In the entries below, find the lines that contain the word "within" and copy them.
##### Data supplied #####
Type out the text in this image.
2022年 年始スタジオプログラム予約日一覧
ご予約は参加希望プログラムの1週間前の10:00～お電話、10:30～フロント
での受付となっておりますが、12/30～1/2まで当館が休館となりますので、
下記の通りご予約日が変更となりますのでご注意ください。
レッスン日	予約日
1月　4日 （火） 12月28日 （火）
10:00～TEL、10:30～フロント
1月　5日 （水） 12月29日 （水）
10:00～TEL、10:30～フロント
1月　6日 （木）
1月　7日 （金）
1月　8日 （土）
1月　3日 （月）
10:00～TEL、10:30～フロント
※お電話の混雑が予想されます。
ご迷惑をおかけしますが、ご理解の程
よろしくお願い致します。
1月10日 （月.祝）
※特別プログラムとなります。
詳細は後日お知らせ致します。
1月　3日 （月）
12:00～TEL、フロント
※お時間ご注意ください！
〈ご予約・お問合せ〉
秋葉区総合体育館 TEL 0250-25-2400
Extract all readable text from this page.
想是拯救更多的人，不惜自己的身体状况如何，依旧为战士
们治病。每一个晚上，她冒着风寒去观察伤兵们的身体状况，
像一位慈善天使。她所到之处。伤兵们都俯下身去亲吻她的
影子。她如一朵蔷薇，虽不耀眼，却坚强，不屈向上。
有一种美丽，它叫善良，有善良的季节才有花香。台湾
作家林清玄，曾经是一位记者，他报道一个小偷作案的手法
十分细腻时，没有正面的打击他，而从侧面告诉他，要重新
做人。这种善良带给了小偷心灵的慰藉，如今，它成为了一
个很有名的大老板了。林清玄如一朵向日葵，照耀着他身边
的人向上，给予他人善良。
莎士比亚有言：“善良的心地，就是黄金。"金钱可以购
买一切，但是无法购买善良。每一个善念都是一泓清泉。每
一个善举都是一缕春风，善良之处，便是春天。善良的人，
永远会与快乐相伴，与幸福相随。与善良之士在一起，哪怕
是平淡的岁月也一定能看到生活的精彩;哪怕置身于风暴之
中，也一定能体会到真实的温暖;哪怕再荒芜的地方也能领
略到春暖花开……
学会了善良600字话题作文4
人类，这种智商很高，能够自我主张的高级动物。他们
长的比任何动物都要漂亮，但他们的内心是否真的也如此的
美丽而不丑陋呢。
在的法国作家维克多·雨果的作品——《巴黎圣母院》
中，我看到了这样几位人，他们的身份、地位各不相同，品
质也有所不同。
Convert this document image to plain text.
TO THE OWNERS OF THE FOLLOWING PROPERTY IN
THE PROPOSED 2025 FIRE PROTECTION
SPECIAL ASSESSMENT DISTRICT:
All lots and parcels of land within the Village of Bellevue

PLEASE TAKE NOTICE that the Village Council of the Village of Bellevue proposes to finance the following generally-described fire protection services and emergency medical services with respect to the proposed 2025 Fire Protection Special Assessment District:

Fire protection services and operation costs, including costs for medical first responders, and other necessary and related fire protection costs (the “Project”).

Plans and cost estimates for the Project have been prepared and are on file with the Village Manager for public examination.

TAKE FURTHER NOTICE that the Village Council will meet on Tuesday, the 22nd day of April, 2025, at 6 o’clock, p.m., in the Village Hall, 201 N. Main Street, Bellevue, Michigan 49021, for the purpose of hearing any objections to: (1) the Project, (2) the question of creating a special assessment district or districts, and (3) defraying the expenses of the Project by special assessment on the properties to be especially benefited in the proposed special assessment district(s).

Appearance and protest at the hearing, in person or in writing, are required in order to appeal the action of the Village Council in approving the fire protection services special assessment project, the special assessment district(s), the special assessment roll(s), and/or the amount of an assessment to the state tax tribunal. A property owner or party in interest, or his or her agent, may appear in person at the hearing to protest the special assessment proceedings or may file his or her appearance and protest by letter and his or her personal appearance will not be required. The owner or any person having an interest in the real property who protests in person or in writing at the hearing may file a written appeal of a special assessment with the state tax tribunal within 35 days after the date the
#####
Solution for this task:
All lots and parcels of land within the Village of Bellevue
Appearance and protest at the hearing, in person or in writing, are required in order to appeal the action of the Village Council in approving the fire protection services special assessment project, the special assessment district(s), the special assessment roll(s), and/or the amount of an assessment to the state tax tribunal. A property owner or party in interest, or his or her agent, may appear in person at the hearing to protest the special assessment proceedings or may file his or her appearance and protest by letter and his or her personal appearance will not be required. The owner or any person having an interest in the real property who protests in person or in writing at the hearing may file a written appeal of a special assessment with the state tax tribunal within 35 days after the date the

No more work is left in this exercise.